WHAT THE TASK ASKS => Reproduce the listing below without changes, except that pictures are left out.

DATA ROWS =>
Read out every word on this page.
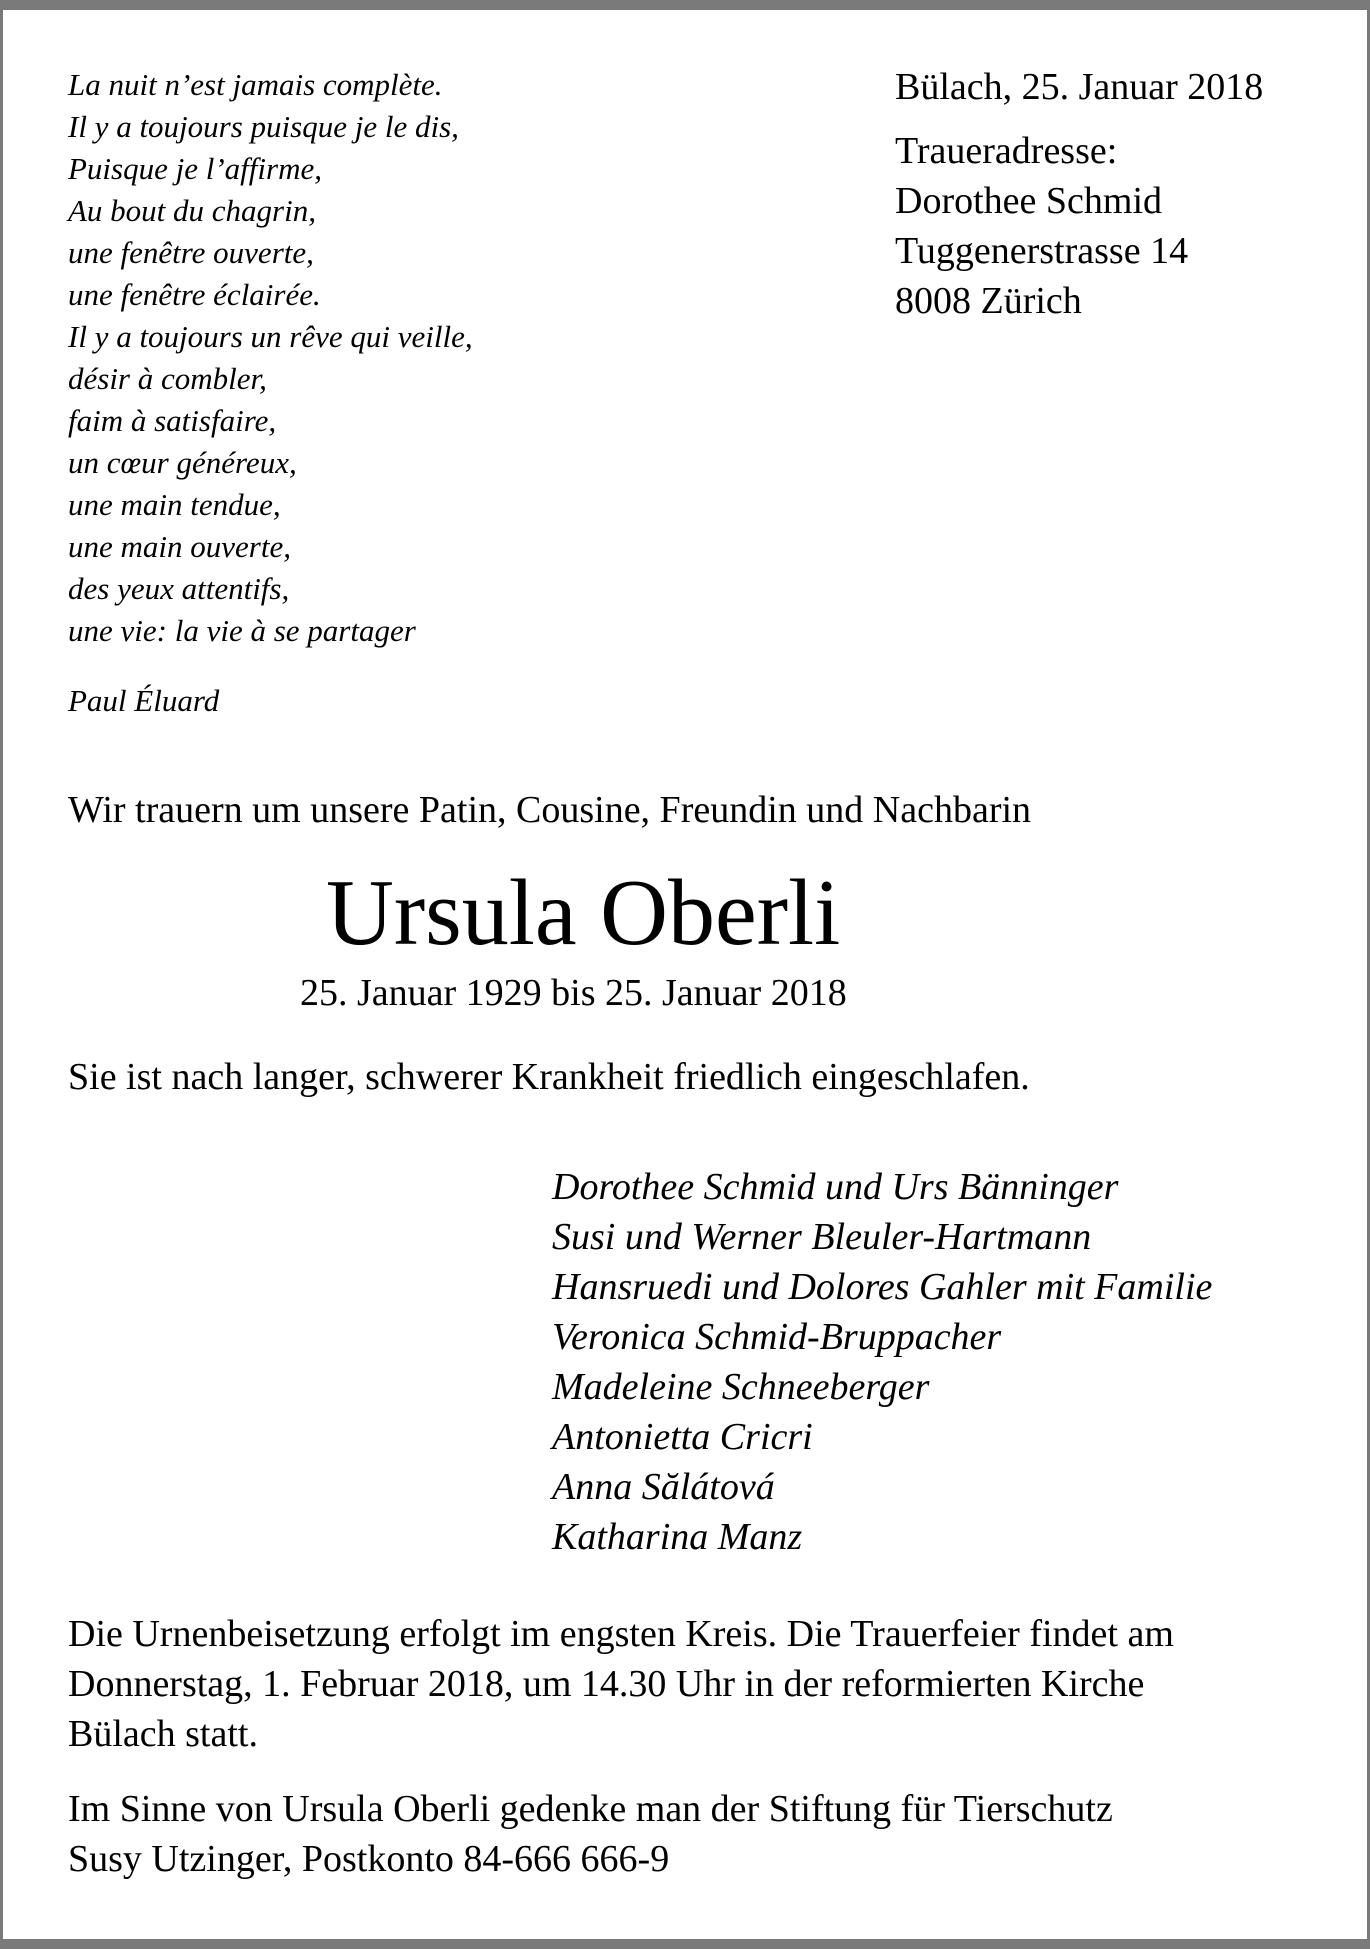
La nuit n’est jamais complète.
Il y a toujours puisque je le dis,
Puisque je l’affirme,
Au bout du chagrin,
une fenêtre ouverte,
une fenêtre éclairée.
Il y a toujours un rêve qui veille,
désir à combler,
faim à satisfaire,
un cœur généreux,
une main tendue,
une main ouverte,
des yeux attentifs,
une vie: la vie à se partager
Paul Éluard
Bülach, 25. Januar 2018
Traueradresse:
Dorothee Schmid
Tuggenerstrasse 14
8008 Zürich
Wir trauern um unsere Patin, Cousine, Freundin und Nachbarin
Ursula Oberli
25. Januar 1929 bis 25. Januar 2018
Sie ist nach langer, schwerer Krankheit friedlich eingeschlafen.
Dorothee Schmid und Urs Bänninger
Susi und Werner Bleuler-Hartmann
Hansruedi und Dolores Gahler mit Familie
Veronica Schmid-Bruppacher
Madeleine Schneeberger
Antonietta Cricri
Anna Sălátová
Katharina Manz
Die Urnenbeisetzung erfolgt im engsten Kreis. Die Trauerfeier findet am
Donnerstag, 1. Februar 2018, um 14.30 Uhr in der reformierten Kirche
Bülach statt.
Im Sinne von Ursula Oberli gedenke man der Stiftung für Tierschutz
Susy Utzinger, Postkonto 84-666 666-9
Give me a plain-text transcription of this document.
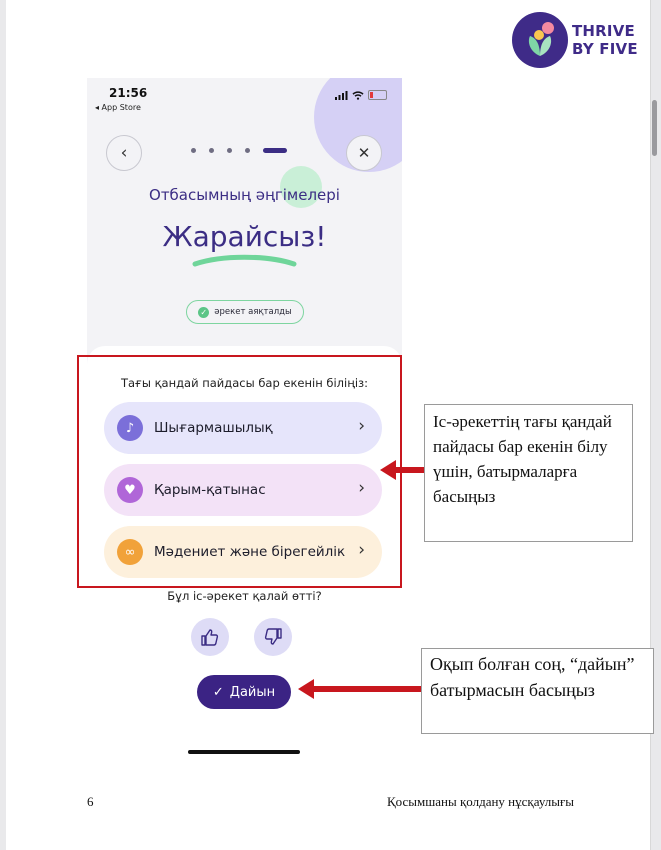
THRIVE
BY FIVE
21:56
◂ App Store
‹	✕
Отбасымның әңгімелері
Жарайсыз!
✓ әрекет аяқталды
Тағы қандай пайдасы бар екенін біліңіз:
♪	Шығармашылық	›
♥	Қарым-қатынас	›
∞	Мәдениет және бірегейлік ›
Бұл іс-әрекет қалай өтті?
✓ Дайын
Іс-әрекеттің тағы қандай пайдасы бар екенін білу үшін, батырмаларға басыңыз
Оқып болған соң, “дайын” батырмасын басыңыз
6	Қосымшаны қолдану нұсқаулығы
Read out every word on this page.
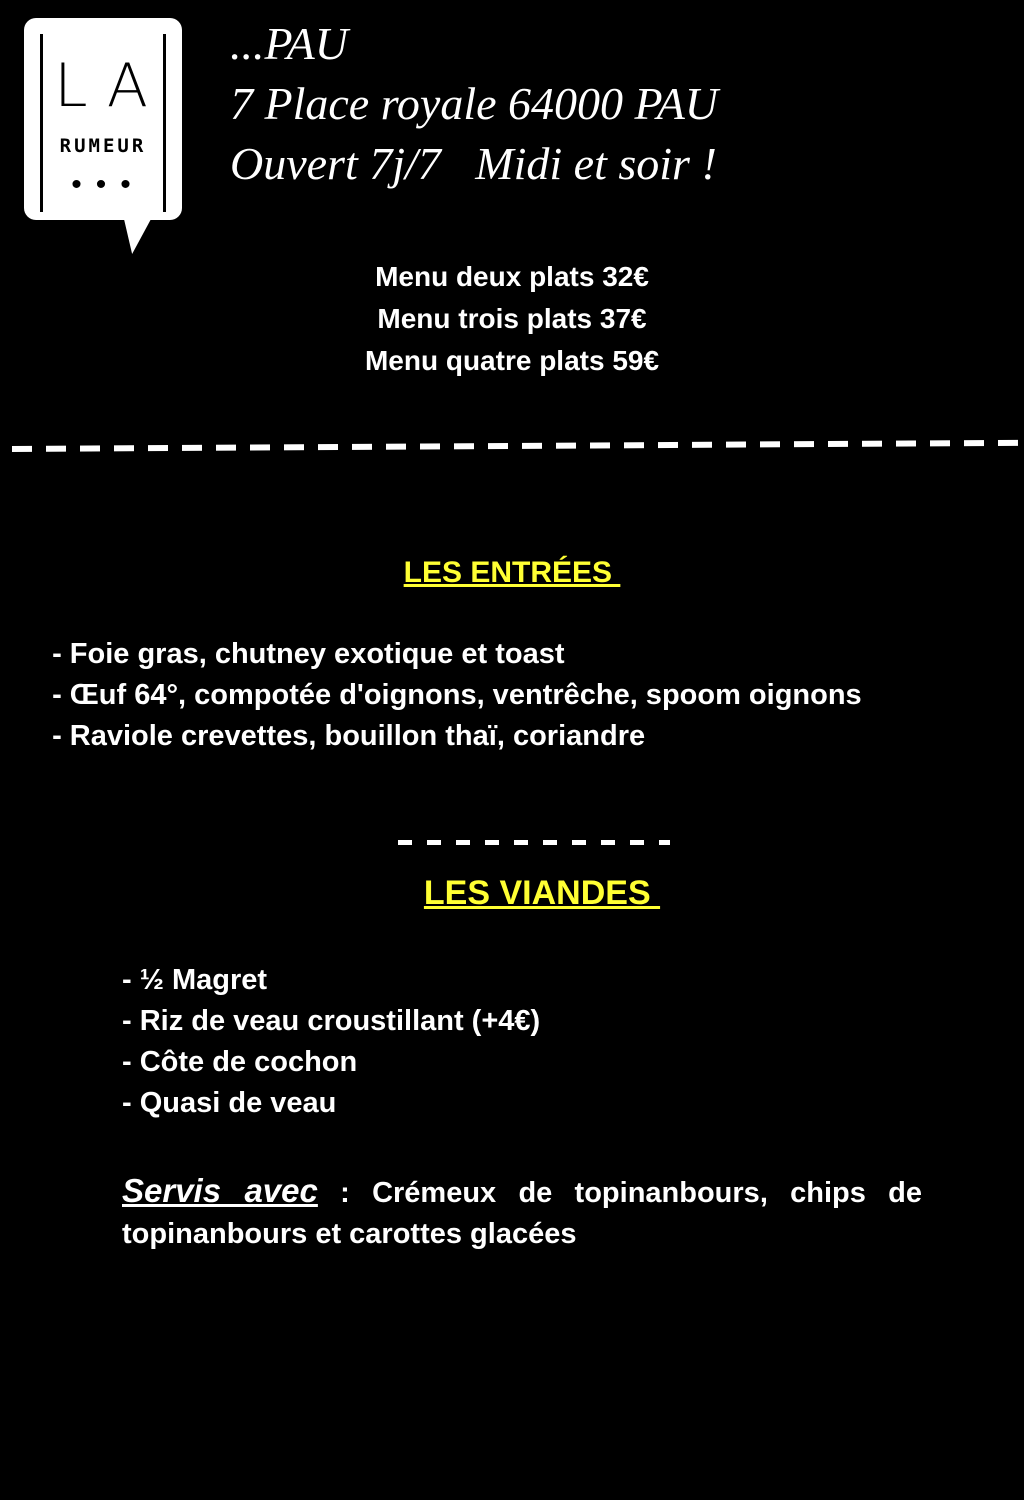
LA
RUMEUR
•••
...PAU
7 Place royale 64000 PAU
Ouvert 7j/7   Midi et soir !
Menu deux plats 32€
Menu trois plats 37€
Menu quatre plats 59€
LES ENTRÉES
- Foie gras, chutney exotique et toast
- Œuf 64°, compotée d'oignons, ventrêche, spoom oignons
- Raviole crevettes, bouillon thaï, coriandre
LES VIANDES
- ½ Magret
- Riz de veau croustillant (+4€)
- Côte de cochon
- Quasi de veau
Servis avec : Crémeux de topinanbours, chips de topinanbours et carottes glacées
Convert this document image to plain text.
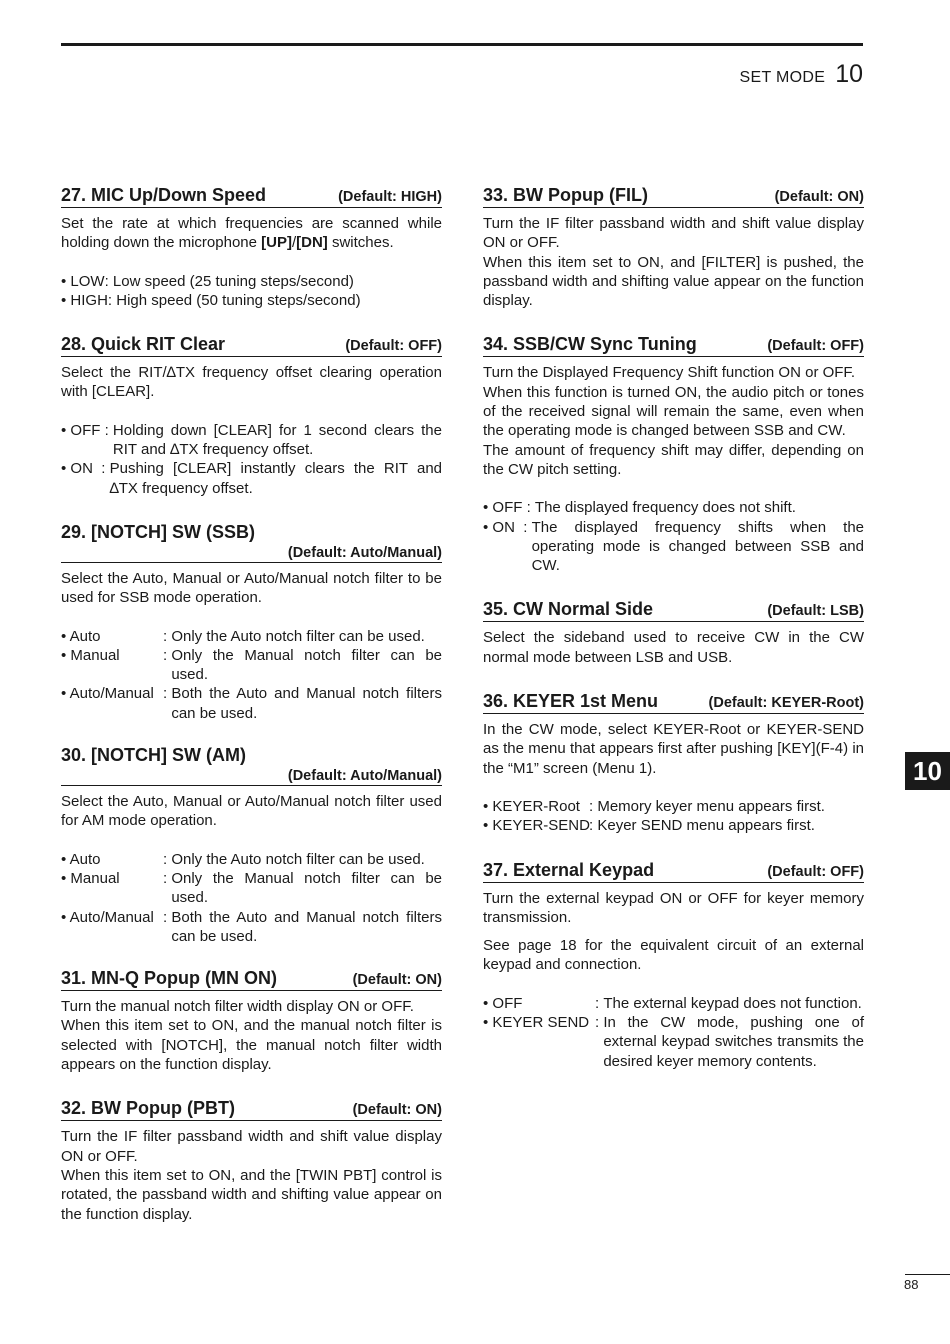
SET MODE 10
27. MIC Up/Down Speed	(Default: HIGH)

Set the rate at which frequencies are scanned while holding down the microphone [UP]/[DN] switches.

• LOW : Low speed (25 tuning steps/second)
• HIGH : High speed (50 tuning steps/second)
28. Quick RIT Clear	(Default: OFF)

Select the RIT/∆TX frequency offset clearing operation with [CLEAR].

• OFF : Holding down [CLEAR] for 1 second clears the RIT and ∆TX frequency offset.
• ON  : Pushing [CLEAR] instantly clears the RIT and ∆TX frequency offset.
29. [NOTCH] SW (SSB)
(Default: Auto/Manual)

Select the Auto, Manual or Auto/Manual notch filter to be used for SSB mode operation.

• Auto	: Only the Auto notch filter can be used.
• Manual	: Only the Manual notch filter can be used.
• Auto/Manual : Both the Auto and Manual notch filters can be used.
30. [NOTCH] SW (AM)
(Default: Auto/Manual)

Select the Auto, Manual or Auto/Manual notch filter used for AM mode operation.

• Auto	: Only the Auto notch filter can be used.
• Manual	: Only the Manual notch filter can be used.
• Auto/Manual : Both the Auto and Manual notch filters can be used.
31. MN-Q Popup (MN ON)	(Default: ON)

Turn the manual notch filter width display ON or OFF.

When this item set to ON, and the manual notch filter is selected with [NOTCH], the manual notch filter width appears on the function display.

32. BW Popup (PBT)	(Default: ON)

Turn the IF filter passband width and shift value display ON or OFF.

When this item set to ON, and the [TWIN PBT] control is rotated, the passband width and shifting value appear on the function display.

33. BW Popup (FIL)	(Default: ON)

Turn the IF filter passband width and shift value display ON or OFF.

When this item set to ON, and [FILTER] is pushed, the passband width and shifting value appear on the function display.

34. SSB/CW Sync Tuning	(Default: OFF)

Turn the Displayed Frequency Shift function ON or OFF.

When this function is turned ON, the audio pitch or tones of the received signal will remain the same, even when the operating mode is changed between SSB and CW.

The amount of frequency shift may differ, depending on the CW pitch setting.

• OFF : The displayed frequency does not shift.
• ON  : The displayed frequency shifts when the operating mode is changed between SSB and CW.
35. CW Normal Side	(Default: LSB)

Select the sideband used to receive CW in the CW normal mode between LSB and USB.

36. KEYER 1st Menu	(Default: KEYER-Root)

In the CW mode, select KEYER-Root or KEYER-SEND as the menu that appears first after pushing [KEY](F-4) in the “M1” screen (Menu 1).

• KEYER-Root : Memory keyer menu appears first.
• KEYER-SEND : Keyer SEND menu appears first.
37. External Keypad	(Default: OFF)

Turn the external keypad ON or OFF for keyer memory transmission.

See page 18 for the equivalent circuit of an external keypad and connection.

• OFF	: The external keypad does not function.
• KEYER SEND : In the CW mode, pushing one of external keypad switches transmits the desired keyer memory contents.
10
88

COMPLETED EXERCISE =>
Read out every word on this page.
La nuit n’est jamais complète.
Il y a toujours puisque je le dis,
Puisque je l’affirme,
Au bout du chagrin,
une fenêtre ouverte,
une fenêtre éclairée.
Il y a toujours un rêve qui veille,
désir à combler,
faim à satisfaire,
un cœur généreux,
une main tendue,
une main ouverte,
des yeux attentifs,
une vie: la vie à se partager
Paul Éluard
Bülach, 25. Januar 2018
Traueradresse:
Dorothee Schmid
Tuggenerstrasse 14
8008 Zürich
Wir trauern um unsere Patin, Cousine, Freundin und Nachbarin
Ursula Oberli
25. Januar 1929 bis 25. Januar 2018
Sie ist nach langer, schwerer Krankheit friedlich eingeschlafen.
Dorothee Schmid und Urs Bänninger
Susi und Werner Bleuler-Hartmann
Hansruedi und Dolores Gahler mit Familie
Veronica Schmid-Bruppacher
Madeleine Schneeberger
Antonietta Cricri
Anna Sălátová
Katharina Manz
Die Urnenbeisetzung erfolgt im engsten Kreis. Die Trauerfeier findet am
Donnerstag, 1. Februar 2018, um 14.30 Uhr in der reformierten Kirche
Bülach statt.
Im Sinne von Ursula Oberli gedenke man der Stiftung für Tierschutz
Susy Utzinger, Postkonto 84-666 666-9
Give me a plain-text transcription of this document.
THRIVE
BY FIVE
21:56
◂ App Store
‹	✕
Отбасымның әңгімелері
Жарайсыз!
✓ әрекет аяқталды
Тағы қандай пайдасы бар екенін біліңіз:
♪	Шығармашылық	›
♥	Қарым-қатынас	›
∞	Мәдениет және бірегейлік ›
Бұл іс-әрекет қалай өтті?
✓ Дайын
Іс-әрекеттің тағы қандай пайдасы бар екенін білу үшін, батырмаларға басыңыз
Оқып болған соң, “дайын” батырмасын басыңыз
6	Қосымшаны қолдану нұсқаулығы
Read out every word on this page.
LA
RUMEUR
•••
...PAU
7 Place royale 64000 PAU
Ouvert 7j/7   Midi et soir !
Menu deux plats 32€
Menu trois plats 37€
Menu quatre plats 59€
LES ENTRÉES
- Foie gras, chutney exotique et toast
- Œuf 64°, compotée d'oignons, ventrêche, spoom oignons
- Raviole crevettes, bouillon thaï, coriandre
LES VIANDES
- ½ Magret
- Riz de veau croustillant (+4€)
- Côte de cochon
- Quasi de veau
Servis avec : Crémeux de topinanbours, chips de topinanbours et carottes glacées
Convert this document image to plain text.
SET MODE 10
27. MIC Up/Down Speed	(Default: HIGH)

Set the rate at which frequencies are scanned while holding down the microphone [UP]/[DN] switches.

• LOW : Low speed (25 tuning steps/second)
• HIGH : High speed (50 tuning steps/second)
28. Quick RIT Clear	(Default: OFF)

Select the RIT/∆TX frequency offset clearing operation with [CLEAR].

• OFF : Holding down [CLEAR] for 1 second clears the RIT and ∆TX frequency offset.
• ON  : Pushing [CLEAR] instantly clears the RIT and ∆TX frequency offset.
29. [NOTCH] SW (SSB)
(Default: Auto/Manual)

Select the Auto, Manual or Auto/Manual notch filter to be used for SSB mode operation.

• Auto	: Only the Auto notch filter can be used.
• Manual	: Only the Manual notch filter can be used.
• Auto/Manual : Both the Auto and Manual notch filters can be used.
30. [NOTCH] SW (AM)
(Default: Auto/Manual)

Select the Auto, Manual or Auto/Manual notch filter used for AM mode operation.

• Auto	: Only the Auto notch filter can be used.
• Manual	: Only the Manual notch filter can be used.
• Auto/Manual : Both the Auto and Manual notch filters can be used.
31. MN-Q Popup (MN ON)	(Default: ON)

Turn the manual notch filter width display ON or OFF.

When this item set to ON, and the manual notch filter is selected with [NOTCH], the manual notch filter width appears on the function display.

32. BW Popup (PBT)	(Default: ON)

Turn the IF filter passband width and shift value display ON or OFF.

When this item set to ON, and the [TWIN PBT] control is rotated, the passband width and shifting value appear on the function display.

33. BW Popup (FIL)	(Default: ON)

Turn the IF filter passband width and shift value display ON or OFF.

When this item set to ON, and [FILTER] is pushed, the passband width and shifting value appear on the function display.

34. SSB/CW Sync Tuning	(Default: OFF)

Turn the Displayed Frequency Shift function ON or OFF.

When this function is turned ON, the audio pitch or tones of the received signal will remain the same, even when the operating mode is changed between SSB and CW.

The amount of frequency shift may differ, depending on the CW pitch setting.

• OFF : The displayed frequency does not shift.
• ON  : The displayed frequency shifts when the operating mode is changed between SSB and CW.
35. CW Normal Side	(Default: LSB)

Select the sideband used to receive CW in the CW normal mode between LSB and USB.

36. KEYER 1st Menu	(Default: KEYER-Root)

In the CW mode, select KEYER-Root or KEYER-SEND as the menu that appears first after pushing [KEY](F-4) in the “M1” screen (Menu 1).

• KEYER-Root : Memory keyer menu appears first.
• KEYER-SEND : Keyer SEND menu appears first.
37. External Keypad	(Default: OFF)

Turn the external keypad ON or OFF for keyer memory transmission.

See page 18 for the equivalent circuit of an external keypad and connection.

• OFF	: The external keypad does not function.
• KEYER SEND : In the CW mode, pushing one of external keypad switches transmits the desired keyer memory contents.
10
88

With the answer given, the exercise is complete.